Written task: All lines holding the string "Begrensd" are to be shown.

Records to process:

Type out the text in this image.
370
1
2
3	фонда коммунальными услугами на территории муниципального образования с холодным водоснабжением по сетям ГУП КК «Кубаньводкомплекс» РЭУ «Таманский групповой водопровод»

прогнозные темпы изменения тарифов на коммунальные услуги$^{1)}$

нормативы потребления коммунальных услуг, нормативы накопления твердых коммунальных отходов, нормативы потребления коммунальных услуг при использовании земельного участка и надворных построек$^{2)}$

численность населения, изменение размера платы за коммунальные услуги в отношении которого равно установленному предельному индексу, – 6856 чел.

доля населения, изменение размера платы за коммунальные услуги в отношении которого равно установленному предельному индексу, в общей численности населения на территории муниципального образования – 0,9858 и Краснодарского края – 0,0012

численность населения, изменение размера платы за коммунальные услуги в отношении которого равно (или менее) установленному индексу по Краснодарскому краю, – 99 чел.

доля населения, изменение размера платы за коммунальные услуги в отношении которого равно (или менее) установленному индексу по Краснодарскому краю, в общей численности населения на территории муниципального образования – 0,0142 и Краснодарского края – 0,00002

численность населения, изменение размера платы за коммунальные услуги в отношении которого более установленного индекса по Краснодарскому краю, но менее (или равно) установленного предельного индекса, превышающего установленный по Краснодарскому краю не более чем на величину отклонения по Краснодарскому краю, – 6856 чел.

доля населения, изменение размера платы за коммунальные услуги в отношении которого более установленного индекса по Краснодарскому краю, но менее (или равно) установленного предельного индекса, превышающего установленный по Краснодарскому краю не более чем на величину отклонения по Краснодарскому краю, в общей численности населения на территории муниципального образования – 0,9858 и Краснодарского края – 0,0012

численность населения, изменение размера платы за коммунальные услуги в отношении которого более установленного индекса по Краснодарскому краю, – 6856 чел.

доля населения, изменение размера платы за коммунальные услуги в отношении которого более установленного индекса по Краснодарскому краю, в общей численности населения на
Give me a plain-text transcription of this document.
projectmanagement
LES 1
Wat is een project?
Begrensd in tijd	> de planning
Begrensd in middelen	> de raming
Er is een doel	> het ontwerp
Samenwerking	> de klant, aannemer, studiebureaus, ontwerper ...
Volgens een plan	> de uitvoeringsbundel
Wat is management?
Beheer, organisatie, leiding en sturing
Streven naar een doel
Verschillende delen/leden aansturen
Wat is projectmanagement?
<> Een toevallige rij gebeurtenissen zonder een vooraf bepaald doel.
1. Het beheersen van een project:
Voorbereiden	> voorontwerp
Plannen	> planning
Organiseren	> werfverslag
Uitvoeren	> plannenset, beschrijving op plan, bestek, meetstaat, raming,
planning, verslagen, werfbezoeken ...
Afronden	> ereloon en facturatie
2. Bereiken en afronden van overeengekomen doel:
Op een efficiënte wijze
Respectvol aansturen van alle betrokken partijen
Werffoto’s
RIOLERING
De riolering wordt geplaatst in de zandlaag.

Answer:
Begrensd in tijd	> de planning
Begrensd in middelen	> de raming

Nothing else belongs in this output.